Records from a data collection:
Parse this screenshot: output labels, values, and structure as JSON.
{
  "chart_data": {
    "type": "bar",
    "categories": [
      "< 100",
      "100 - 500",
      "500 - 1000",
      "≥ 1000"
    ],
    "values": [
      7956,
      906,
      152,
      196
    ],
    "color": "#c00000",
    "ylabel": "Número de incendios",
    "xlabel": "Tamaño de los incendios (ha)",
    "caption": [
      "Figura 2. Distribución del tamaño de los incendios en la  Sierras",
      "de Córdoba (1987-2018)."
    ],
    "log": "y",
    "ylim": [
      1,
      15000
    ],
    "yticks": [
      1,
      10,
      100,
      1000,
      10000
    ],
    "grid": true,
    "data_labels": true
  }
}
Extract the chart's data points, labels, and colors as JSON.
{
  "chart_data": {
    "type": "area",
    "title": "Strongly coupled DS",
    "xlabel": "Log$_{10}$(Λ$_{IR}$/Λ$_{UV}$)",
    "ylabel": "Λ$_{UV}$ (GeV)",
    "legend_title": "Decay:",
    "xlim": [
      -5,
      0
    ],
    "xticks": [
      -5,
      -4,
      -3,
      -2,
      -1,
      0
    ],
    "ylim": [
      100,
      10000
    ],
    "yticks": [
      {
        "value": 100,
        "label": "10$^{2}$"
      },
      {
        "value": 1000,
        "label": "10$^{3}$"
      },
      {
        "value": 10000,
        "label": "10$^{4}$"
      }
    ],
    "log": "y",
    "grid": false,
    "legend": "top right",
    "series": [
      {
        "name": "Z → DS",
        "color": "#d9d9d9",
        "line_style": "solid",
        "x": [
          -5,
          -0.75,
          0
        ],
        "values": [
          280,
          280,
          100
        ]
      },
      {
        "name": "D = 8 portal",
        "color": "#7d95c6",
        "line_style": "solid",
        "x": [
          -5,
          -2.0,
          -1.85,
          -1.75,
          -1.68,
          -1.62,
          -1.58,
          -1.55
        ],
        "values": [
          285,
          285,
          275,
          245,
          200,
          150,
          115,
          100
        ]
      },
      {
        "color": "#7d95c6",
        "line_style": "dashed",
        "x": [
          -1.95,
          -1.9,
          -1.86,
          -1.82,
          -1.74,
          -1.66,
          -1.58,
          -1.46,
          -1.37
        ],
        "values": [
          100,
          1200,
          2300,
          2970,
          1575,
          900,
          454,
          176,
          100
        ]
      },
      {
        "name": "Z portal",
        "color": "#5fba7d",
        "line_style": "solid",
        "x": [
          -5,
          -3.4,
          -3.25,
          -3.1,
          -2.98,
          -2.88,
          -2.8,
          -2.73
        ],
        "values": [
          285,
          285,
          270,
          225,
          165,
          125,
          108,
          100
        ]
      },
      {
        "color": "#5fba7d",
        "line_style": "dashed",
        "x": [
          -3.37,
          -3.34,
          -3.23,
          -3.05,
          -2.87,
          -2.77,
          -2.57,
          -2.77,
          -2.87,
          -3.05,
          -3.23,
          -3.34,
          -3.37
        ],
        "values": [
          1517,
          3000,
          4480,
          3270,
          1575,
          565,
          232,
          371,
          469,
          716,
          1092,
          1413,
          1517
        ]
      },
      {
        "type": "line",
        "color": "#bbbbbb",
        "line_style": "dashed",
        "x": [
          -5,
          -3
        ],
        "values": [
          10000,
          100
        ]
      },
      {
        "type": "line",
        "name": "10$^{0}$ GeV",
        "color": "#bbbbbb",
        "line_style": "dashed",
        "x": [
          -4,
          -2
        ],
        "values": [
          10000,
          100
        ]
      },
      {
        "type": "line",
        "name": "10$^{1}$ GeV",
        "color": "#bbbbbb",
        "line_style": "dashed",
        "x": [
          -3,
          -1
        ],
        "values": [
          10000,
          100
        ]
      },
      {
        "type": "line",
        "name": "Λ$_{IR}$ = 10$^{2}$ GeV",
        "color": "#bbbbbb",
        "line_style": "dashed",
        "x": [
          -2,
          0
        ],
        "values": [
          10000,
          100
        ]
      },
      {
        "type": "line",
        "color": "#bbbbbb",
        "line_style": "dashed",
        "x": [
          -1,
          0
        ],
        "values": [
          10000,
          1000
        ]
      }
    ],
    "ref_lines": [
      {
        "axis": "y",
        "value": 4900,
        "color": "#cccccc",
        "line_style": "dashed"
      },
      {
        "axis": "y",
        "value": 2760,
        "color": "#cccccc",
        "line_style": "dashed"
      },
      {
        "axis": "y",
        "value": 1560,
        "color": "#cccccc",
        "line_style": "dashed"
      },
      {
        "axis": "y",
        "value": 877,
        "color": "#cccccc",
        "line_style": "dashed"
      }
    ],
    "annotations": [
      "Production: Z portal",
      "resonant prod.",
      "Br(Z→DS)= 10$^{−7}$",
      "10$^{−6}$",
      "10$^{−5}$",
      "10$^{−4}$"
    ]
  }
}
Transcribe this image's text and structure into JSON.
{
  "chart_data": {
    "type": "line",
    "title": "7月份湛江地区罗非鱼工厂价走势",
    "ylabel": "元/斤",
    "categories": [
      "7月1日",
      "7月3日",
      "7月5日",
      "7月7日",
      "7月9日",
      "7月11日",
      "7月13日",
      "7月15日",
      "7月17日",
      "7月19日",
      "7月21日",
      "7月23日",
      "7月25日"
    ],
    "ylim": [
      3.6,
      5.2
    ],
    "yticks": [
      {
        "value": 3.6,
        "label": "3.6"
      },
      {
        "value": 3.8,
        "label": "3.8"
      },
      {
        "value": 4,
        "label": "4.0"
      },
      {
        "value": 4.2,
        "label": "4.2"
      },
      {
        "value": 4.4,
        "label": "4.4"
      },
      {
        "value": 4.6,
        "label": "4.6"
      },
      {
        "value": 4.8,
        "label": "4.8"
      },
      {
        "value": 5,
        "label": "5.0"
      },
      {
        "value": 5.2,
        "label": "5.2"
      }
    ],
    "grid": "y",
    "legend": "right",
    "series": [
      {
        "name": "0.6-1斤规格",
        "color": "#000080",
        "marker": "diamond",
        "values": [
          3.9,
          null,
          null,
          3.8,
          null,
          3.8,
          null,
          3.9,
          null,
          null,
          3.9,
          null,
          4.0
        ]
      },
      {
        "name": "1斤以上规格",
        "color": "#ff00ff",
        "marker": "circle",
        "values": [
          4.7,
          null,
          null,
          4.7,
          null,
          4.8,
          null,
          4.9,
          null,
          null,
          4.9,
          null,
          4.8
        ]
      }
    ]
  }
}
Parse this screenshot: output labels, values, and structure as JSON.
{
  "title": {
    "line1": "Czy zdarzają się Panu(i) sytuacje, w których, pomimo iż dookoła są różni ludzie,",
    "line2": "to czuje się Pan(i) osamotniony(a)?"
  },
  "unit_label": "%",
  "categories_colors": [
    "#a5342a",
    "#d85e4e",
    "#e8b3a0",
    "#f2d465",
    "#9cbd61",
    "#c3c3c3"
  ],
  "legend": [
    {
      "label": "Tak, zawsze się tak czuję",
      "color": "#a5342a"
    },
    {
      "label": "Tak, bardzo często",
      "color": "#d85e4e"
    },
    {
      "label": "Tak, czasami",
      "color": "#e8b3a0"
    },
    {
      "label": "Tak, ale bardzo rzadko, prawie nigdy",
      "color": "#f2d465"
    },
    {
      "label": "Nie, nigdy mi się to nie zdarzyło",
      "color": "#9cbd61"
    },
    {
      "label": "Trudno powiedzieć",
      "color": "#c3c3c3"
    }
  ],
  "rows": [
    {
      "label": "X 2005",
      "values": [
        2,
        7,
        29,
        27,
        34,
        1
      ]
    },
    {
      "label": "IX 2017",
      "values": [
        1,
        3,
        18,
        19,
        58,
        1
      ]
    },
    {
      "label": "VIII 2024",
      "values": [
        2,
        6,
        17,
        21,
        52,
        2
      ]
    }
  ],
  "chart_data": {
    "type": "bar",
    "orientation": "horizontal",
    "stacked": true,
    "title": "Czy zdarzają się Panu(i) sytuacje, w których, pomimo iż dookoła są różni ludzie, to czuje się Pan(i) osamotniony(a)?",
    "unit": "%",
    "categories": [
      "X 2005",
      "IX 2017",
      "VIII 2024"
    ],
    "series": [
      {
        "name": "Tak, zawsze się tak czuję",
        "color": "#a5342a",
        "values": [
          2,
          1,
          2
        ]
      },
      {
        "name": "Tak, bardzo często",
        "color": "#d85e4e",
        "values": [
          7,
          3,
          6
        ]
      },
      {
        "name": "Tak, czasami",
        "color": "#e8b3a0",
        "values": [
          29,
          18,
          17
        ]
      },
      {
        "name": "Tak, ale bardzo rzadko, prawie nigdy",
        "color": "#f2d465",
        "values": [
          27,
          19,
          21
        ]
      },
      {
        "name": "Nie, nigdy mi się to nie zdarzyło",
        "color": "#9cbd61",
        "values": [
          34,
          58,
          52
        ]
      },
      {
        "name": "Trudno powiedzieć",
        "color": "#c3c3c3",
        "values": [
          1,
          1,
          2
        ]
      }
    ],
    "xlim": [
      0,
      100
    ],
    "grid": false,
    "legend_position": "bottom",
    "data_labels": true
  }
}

• **PROBLEM**
Give the number of lines above in which the word "incendios" occurs, with nothing else.

• **RESPONSE TO THE EXERCISE**
3